• The exercise
The entries are to be returned exactly, with images left out.

-- start Record excerpts --

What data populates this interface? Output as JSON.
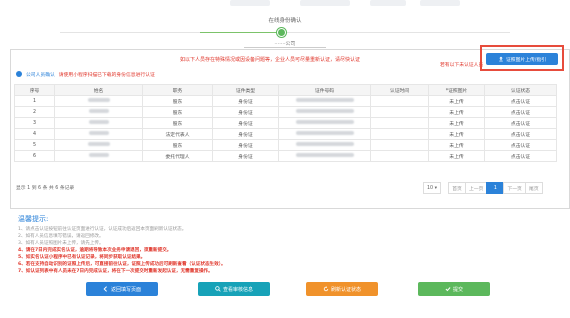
{
  "step": {
    "label": "在线身份确认"
  },
  "company": {
    "name": "·······公司"
  },
  "notice": {
    "main": "如以下人员存在特殊情况或因设备问题等，企业人员可尽量重新认证，请尽快认证",
    "right": "若有以下未认证人员"
  },
  "upload_button": {
    "label": "证照图片上传/指引"
  },
  "legend": {
    "text": "公司人员确认",
    "warn": "请使用小程序扫描已下载的身份信息进行认证"
  },
  "table": {
    "headers": [
      "序号",
      "姓名",
      "职务",
      "证件类型",
      "证件号码",
      "认证时间",
      "*证照图片",
      "认证状态"
    ],
    "rows": [
      {
        "no": "1",
        "role": "股东",
        "id_type": "身份证",
        "photo": "未上传",
        "status": "点击认证"
      },
      {
        "no": "2",
        "role": "股东",
        "id_type": "身份证",
        "photo": "未上传",
        "status": "点击认证"
      },
      {
        "no": "3",
        "role": "股东",
        "id_type": "身份证",
        "photo": "未上传",
        "status": "点击认证"
      },
      {
        "no": "4",
        "role": "法定代表人",
        "id_type": "身份证",
        "photo": "未上传",
        "status": "点击认证"
      },
      {
        "no": "5",
        "role": "股东",
        "id_type": "身份证",
        "photo": "未上传",
        "status": "点击认证"
      },
      {
        "no": "6",
        "role": "委托代理人",
        "id_type": "身份证",
        "photo": "未上传",
        "status": "点击认证"
      }
    ]
  },
  "pager": {
    "info": "显示 1 到 6 条 共 6 条记录",
    "size": "10",
    "first": "首页",
    "prev": "上一页",
    "current": "1",
    "next": "下一页",
    "last": "尾页"
  },
  "tips": {
    "title": "温馨提示:",
    "gray": [
      "1、请点击认证按钮前往认证页面进行认证，认证成功后返回本页面刷新认证状态。",
      "2、如有人员信息填写错误，请返回修改。",
      "3、如有人员证照图片未上传，请先上传。"
    ],
    "red": [
      "4、请在7日内完成实名认证，逾期将导致本次业务申请退回，须重新提交。",
      "5、如实名认证小程序中已有认证记录，将同步获取认证结果。",
      "6、若在支持自动识别的证照上传后，可直接前往认证，证照上传成功后可刷新查看（认证状态生效）。",
      "7、如认证列表中有人员未在7日内完成认证，将在下一次提交时重新发起认证，无需重复操作。"
    ]
  },
  "actions": {
    "back": "返回填写页面",
    "view": "查看审核信息",
    "refresh": "刷新认证状态",
    "submit": "提交"
  },
  "colors": {
    "primary": "#2b82d9",
    "danger": "#e0362b",
    "info": "#17a2b8",
    "warning": "#f0922b",
    "success": "#5cb85c"
  }
}
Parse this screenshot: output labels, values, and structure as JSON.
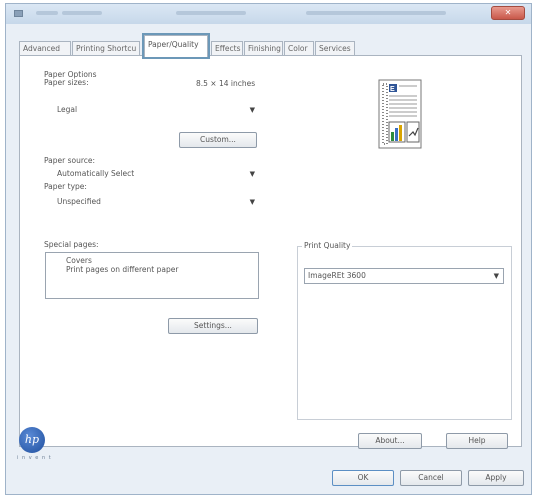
{
  "window": {
    "close_label": "✕"
  },
  "tabs": [
    {
      "label": "Advanced"
    },
    {
      "label": "Printing Shortcu"
    },
    {
      "label": "Paper/Quality"
    },
    {
      "label": "Effects"
    },
    {
      "label": "Finishing"
    },
    {
      "label": "Color"
    },
    {
      "label": "Services"
    }
  ],
  "paper_options": {
    "group_label": "Paper Options",
    "sizes_label": "Paper sizes:",
    "sizes_value": "8.5 × 14 inches",
    "size_select": "Legal",
    "custom_button": "Custom...",
    "source_label": "Paper source:",
    "source_select": "Automatically Select",
    "type_label": "Paper type:",
    "type_select": "Unspecified"
  },
  "special_pages": {
    "label": "Special pages:",
    "items": [
      "Covers",
      "Print pages on different paper"
    ],
    "settings_button": "Settings..."
  },
  "print_quality": {
    "group_label": "Print Quality",
    "select": "ImageREt 3600"
  },
  "footer": {
    "logo_text": "hp",
    "logo_subtext": "i n v e n t",
    "about_button": "About...",
    "help_button": "Help",
    "ok_button": "OK",
    "cancel_button": "Cancel",
    "apply_button": "Apply"
  },
  "colors": {
    "titlebar": "#c7d8ea",
    "tab_highlight": "#6c98b8",
    "close_button": "#c8584a"
  },
  "icons": [
    "document-preview-icon",
    "hp-logo-icon",
    "chevron-down-icon"
  ]
}
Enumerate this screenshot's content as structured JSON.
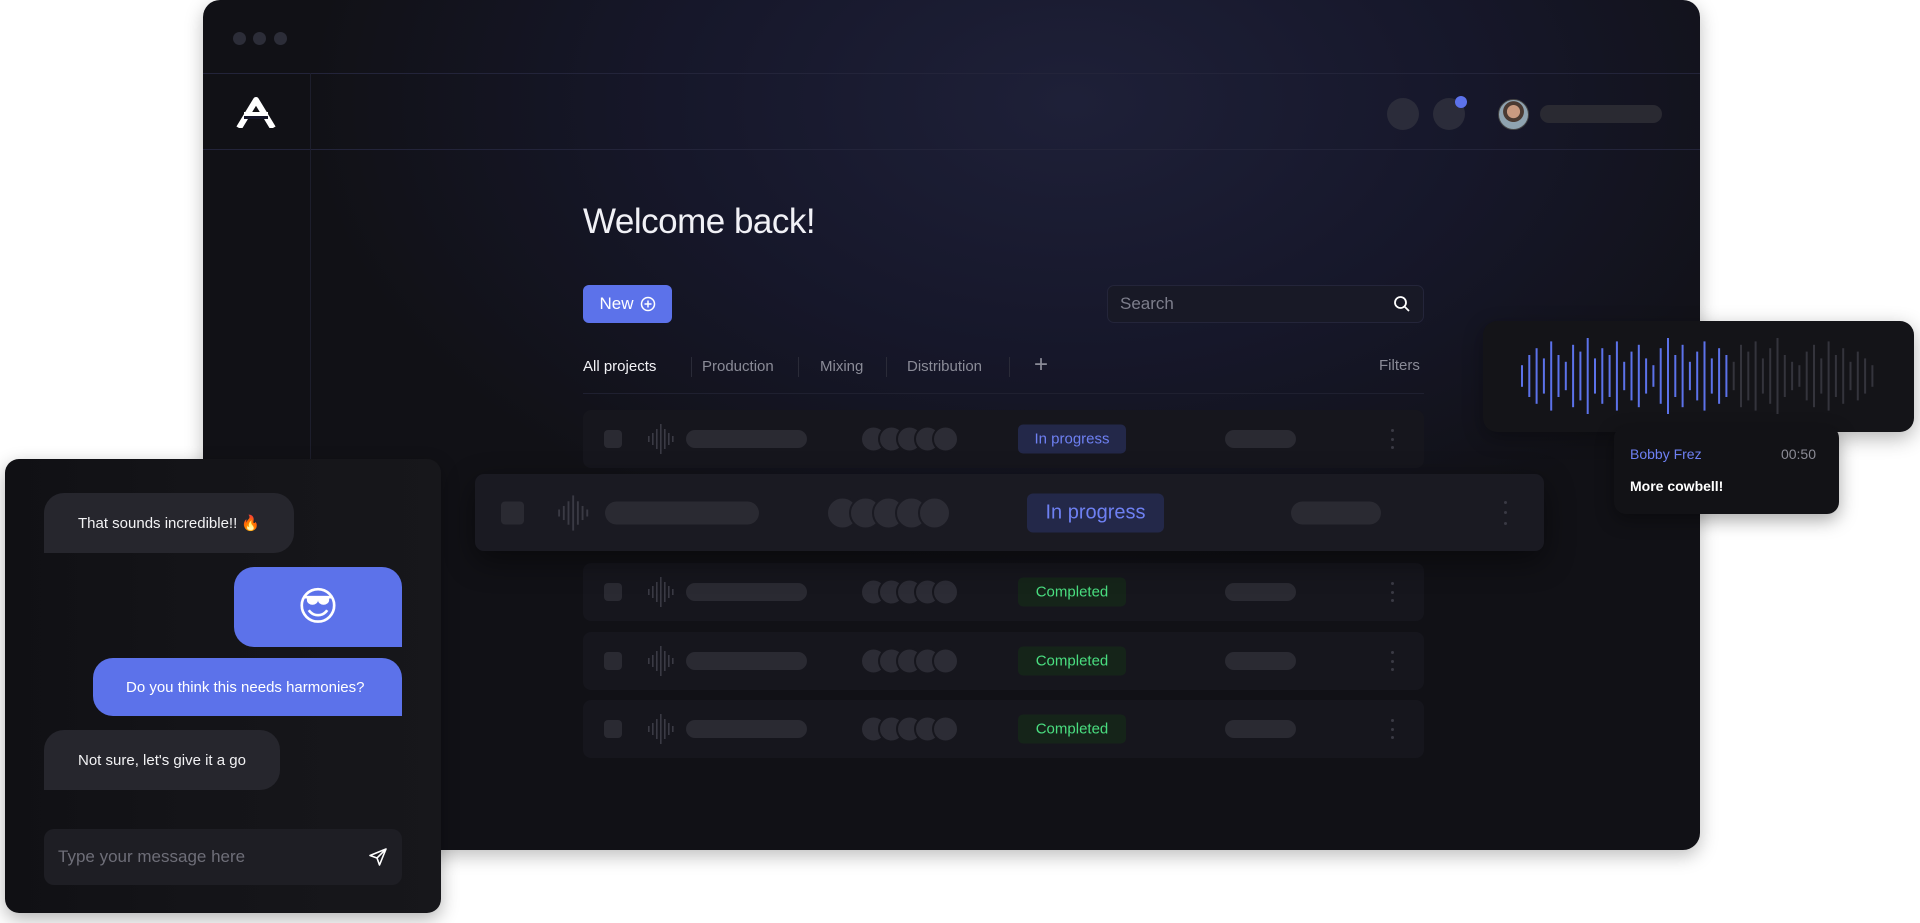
{
  "colors": {
    "accent": "#5c72ea",
    "in_progress": "#6e80f2",
    "completed": "#4ade80",
    "notification": "#5c72ea"
  },
  "header": {
    "logo_icon": "a-logo-icon",
    "notification_dot": true
  },
  "main": {
    "title": "Welcome back!",
    "new_label": "New",
    "search": {
      "placeholder": "Search",
      "value": ""
    },
    "tabs": [
      {
        "label": "All projects",
        "active": true
      },
      {
        "label": "Production"
      },
      {
        "label": "Mixing"
      },
      {
        "label": "Distribution"
      }
    ],
    "add_tab_label": "+",
    "filters_label": "Filters",
    "rows": [
      {
        "status": "In progress",
        "kind": "ip"
      },
      {
        "status": "Completed",
        "kind": "cp"
      },
      {
        "status": "Completed",
        "kind": "cp"
      },
      {
        "status": "Completed",
        "kind": "cp"
      }
    ],
    "highlight_row": {
      "status": "In progress",
      "kind": "ip"
    }
  },
  "waveform": {
    "played_fraction": 0.6,
    "levels": [
      0.2,
      0.5,
      0.7,
      0.4,
      0.9,
      0.5,
      0.3,
      0.8,
      0.6,
      1.0,
      0.4,
      0.7,
      0.5,
      0.9,
      0.3,
      0.6,
      0.8,
      0.4,
      0.2,
      0.7,
      1.0,
      0.5,
      0.8,
      0.3,
      0.6,
      0.9,
      0.4,
      0.7,
      0.5,
      0.3,
      0.8,
      0.6,
      0.9,
      0.4,
      0.7,
      1.0,
      0.5,
      0.3,
      0.2,
      0.6,
      0.8,
      0.4,
      0.9,
      0.5,
      0.7,
      0.3,
      0.6,
      0.4,
      0.2
    ]
  },
  "comment": {
    "author": "Bobby Frez",
    "time": "00:50",
    "text": "More cowbell!"
  },
  "chat": {
    "messages": [
      {
        "text": "That sounds  incredible!! 🔥",
        "dir": "in"
      },
      {
        "text": "😎",
        "dir": "out"
      },
      {
        "text": "Do you think this needs harmonies?",
        "dir": "out"
      },
      {
        "text": "Not sure, let's give it a go",
        "dir": "in"
      }
    ],
    "input_placeholder": "Type your message here"
  }
}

-- end Record excerpts --

• Exercise solution
What data populates this interface? Output as JSON.
{
  "step": {
    "label": "在线身份确认"
  },
  "company": {
    "name": "·······公司"
  },
  "notice": {
    "main": "如以下人员存在特殊情况或因设备问题等，企业人员可尽量重新认证，请尽快认证",
    "right": "若有以下未认证人员"
  },
  "upload_button": {
    "label": "证照图片上传/指引"
  },
  "legend": {
    "text": "公司人员确认",
    "warn": "请使用小程序扫描已下载的身份信息进行认证"
  },
  "table": {
    "headers": [
      "序号",
      "姓名",
      "职务",
      "证件类型",
      "证件号码",
      "认证时间",
      "*证照图片",
      "认证状态"
    ],
    "rows": [
      {
        "no": "1",
        "role": "股东",
        "id_type": "身份证",
        "photo": "未上传",
        "status": "点击认证"
      },
      {
        "no": "2",
        "role": "股东",
        "id_type": "身份证",
        "photo": "未上传",
        "status": "点击认证"
      },
      {
        "no": "3",
        "role": "股东",
        "id_type": "身份证",
        "photo": "未上传",
        "status": "点击认证"
      },
      {
        "no": "4",
        "role": "法定代表人",
        "id_type": "身份证",
        "photo": "未上传",
        "status": "点击认证"
      },
      {
        "no": "5",
        "role": "股东",
        "id_type": "身份证",
        "photo": "未上传",
        "status": "点击认证"
      },
      {
        "no": "6",
        "role": "委托代理人",
        "id_type": "身份证",
        "photo": "未上传",
        "status": "点击认证"
      }
    ]
  },
  "pager": {
    "info": "显示 1 到 6 条 共 6 条记录",
    "size": "10",
    "first": "首页",
    "prev": "上一页",
    "current": "1",
    "next": "下一页",
    "last": "尾页"
  },
  "tips": {
    "title": "温馨提示:",
    "gray": [
      "1、请点击认证按钮前往认证页面进行认证，认证成功后返回本页面刷新认证状态。",
      "2、如有人员信息填写错误，请返回修改。",
      "3、如有人员证照图片未上传，请先上传。"
    ],
    "red": [
      "4、请在7日内完成实名认证，逾期将导致本次业务申请退回，须重新提交。",
      "5、如实名认证小程序中已有认证记录，将同步获取认证结果。",
      "6、若在支持自动识别的证照上传后，可直接前往认证，证照上传成功后可刷新查看（认证状态生效）。",
      "7、如认证列表中有人员未在7日内完成认证，将在下一次提交时重新发起认证，无需重复操作。"
    ]
  },
  "actions": {
    "back": "返回填写页面",
    "view": "查看审核信息",
    "refresh": "刷新认证状态",
    "submit": "提交"
  },
  "colors": {
    "primary": "#2b82d9",
    "danger": "#e0362b",
    "info": "#17a2b8",
    "warning": "#f0922b",
    "success": "#5cb85c"
  }
}
Parse this screenshot: output labels, values, and structure as JSON.
{
  "window": {
    "close_label": "✕"
  },
  "tabs": [
    {
      "label": "Advanced"
    },
    {
      "label": "Printing Shortcu"
    },
    {
      "label": "Paper/Quality"
    },
    {
      "label": "Effects"
    },
    {
      "label": "Finishing"
    },
    {
      "label": "Color"
    },
    {
      "label": "Services"
    }
  ],
  "paper_options": {
    "group_label": "Paper Options",
    "sizes_label": "Paper sizes:",
    "sizes_value": "8.5 × 14 inches",
    "size_select": "Legal",
    "custom_button": "Custom...",
    "source_label": "Paper source:",
    "source_select": "Automatically Select",
    "type_label": "Paper type:",
    "type_select": "Unspecified"
  },
  "special_pages": {
    "label": "Special pages:",
    "items": [
      "Covers",
      "Print pages on different paper"
    ],
    "settings_button": "Settings..."
  },
  "print_quality": {
    "group_label": "Print Quality",
    "select": "ImageREt 3600"
  },
  "footer": {
    "logo_text": "hp",
    "logo_subtext": "i n v e n t",
    "about_button": "About...",
    "help_button": "Help",
    "ok_button": "OK",
    "cancel_button": "Cancel",
    "apply_button": "Apply"
  },
  "colors": {
    "titlebar": "#c7d8ea",
    "tab_highlight": "#6c98b8",
    "close_button": "#c8584a"
  },
  "icons": [
    "document-preview-icon",
    "hp-logo-icon",
    "chevron-down-icon"
  ]
}
Enumerate this screenshot's content as structured JSON.
{
  "colors": {
    "accent": "#5c72ea",
    "in_progress": "#6e80f2",
    "completed": "#4ade80",
    "notification": "#5c72ea"
  },
  "header": {
    "logo_icon": "a-logo-icon",
    "notification_dot": true
  },
  "main": {
    "title": "Welcome back!",
    "new_label": "New",
    "search": {
      "placeholder": "Search",
      "value": ""
    },
    "tabs": [
      {
        "label": "All projects",
        "active": true
      },
      {
        "label": "Production"
      },
      {
        "label": "Mixing"
      },
      {
        "label": "Distribution"
      }
    ],
    "add_tab_label": "+",
    "filters_label": "Filters",
    "rows": [
      {
        "status": "In progress",
        "kind": "ip"
      },
      {
        "status": "Completed",
        "kind": "cp"
      },
      {
        "status": "Completed",
        "kind": "cp"
      },
      {
        "status": "Completed",
        "kind": "cp"
      }
    ],
    "highlight_row": {
      "status": "In progress",
      "kind": "ip"
    }
  },
  "waveform": {
    "played_fraction": 0.6,
    "levels": [
      0.2,
      0.5,
      0.7,
      0.4,
      0.9,
      0.5,
      0.3,
      0.8,
      0.6,
      1.0,
      0.4,
      0.7,
      0.5,
      0.9,
      0.3,
      0.6,
      0.8,
      0.4,
      0.2,
      0.7,
      1.0,
      0.5,
      0.8,
      0.3,
      0.6,
      0.9,
      0.4,
      0.7,
      0.5,
      0.3,
      0.8,
      0.6,
      0.9,
      0.4,
      0.7,
      1.0,
      0.5,
      0.3,
      0.2,
      0.6,
      0.8,
      0.4,
      0.9,
      0.5,
      0.7,
      0.3,
      0.6,
      0.4,
      0.2
    ]
  },
  "comment": {
    "author": "Bobby Frez",
    "time": "00:50",
    "text": "More cowbell!"
  },
  "chat": {
    "messages": [
      {
        "text": "That sounds  incredible!! 🔥",
        "dir": "in"
      },
      {
        "text": "😎",
        "dir": "out"
      },
      {
        "text": "Do you think this needs harmonies?",
        "dir": "out"
      },
      {
        "text": "Not sure, let's give it a go",
        "dir": "in"
      }
    ],
    "input_placeholder": "Type your message here"
  }
}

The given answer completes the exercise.